DATA TO USE
■ ■ ■ ■ ■

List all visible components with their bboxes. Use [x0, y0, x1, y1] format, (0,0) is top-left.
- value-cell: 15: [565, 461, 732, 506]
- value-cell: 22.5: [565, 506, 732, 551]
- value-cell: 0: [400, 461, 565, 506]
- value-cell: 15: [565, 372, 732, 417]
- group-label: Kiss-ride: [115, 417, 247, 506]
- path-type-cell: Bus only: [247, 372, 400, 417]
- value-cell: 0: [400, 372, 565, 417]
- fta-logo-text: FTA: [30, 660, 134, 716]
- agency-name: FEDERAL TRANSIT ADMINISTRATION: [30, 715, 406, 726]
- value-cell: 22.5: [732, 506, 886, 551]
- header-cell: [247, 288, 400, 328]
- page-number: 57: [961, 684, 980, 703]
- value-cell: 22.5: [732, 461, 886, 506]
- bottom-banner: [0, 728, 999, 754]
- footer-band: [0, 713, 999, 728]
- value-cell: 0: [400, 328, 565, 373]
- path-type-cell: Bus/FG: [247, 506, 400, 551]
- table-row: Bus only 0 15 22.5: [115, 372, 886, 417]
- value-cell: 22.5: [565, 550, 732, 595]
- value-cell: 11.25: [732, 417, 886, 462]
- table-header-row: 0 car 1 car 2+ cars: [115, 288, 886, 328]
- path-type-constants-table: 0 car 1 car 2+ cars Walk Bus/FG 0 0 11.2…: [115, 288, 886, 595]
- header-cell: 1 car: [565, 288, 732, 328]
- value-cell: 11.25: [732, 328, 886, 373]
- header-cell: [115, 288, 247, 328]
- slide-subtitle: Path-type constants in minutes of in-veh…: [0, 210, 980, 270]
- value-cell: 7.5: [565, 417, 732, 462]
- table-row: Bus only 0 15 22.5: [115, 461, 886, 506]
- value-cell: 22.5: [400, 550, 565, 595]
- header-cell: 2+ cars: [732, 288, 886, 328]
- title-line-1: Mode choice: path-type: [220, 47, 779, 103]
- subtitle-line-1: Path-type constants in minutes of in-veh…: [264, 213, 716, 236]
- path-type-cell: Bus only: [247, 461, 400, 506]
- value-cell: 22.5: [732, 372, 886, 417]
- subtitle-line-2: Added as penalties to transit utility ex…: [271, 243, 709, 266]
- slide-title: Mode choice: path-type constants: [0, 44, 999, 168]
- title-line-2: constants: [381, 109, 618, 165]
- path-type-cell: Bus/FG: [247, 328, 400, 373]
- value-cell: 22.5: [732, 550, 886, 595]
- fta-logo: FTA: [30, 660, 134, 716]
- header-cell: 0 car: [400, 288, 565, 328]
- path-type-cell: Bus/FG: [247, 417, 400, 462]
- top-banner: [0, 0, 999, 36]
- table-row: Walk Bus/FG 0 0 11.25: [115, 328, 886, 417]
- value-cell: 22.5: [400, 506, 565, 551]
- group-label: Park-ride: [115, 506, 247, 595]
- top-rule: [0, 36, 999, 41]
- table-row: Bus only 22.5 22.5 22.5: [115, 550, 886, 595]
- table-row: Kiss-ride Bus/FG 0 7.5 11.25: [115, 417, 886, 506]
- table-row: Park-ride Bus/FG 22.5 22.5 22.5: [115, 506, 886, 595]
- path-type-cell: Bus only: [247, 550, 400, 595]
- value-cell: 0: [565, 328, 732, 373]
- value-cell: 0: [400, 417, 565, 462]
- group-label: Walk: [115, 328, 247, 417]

■ ■ ■ ■ ■

Gather every line of the items above that contains the word "choice", and reproduce each such line in full.

- title-line-1: Mode choice: path-type: [220, 47, 779, 103]
- slide-title: Mode choice: path-type constants: [0, 44, 999, 168]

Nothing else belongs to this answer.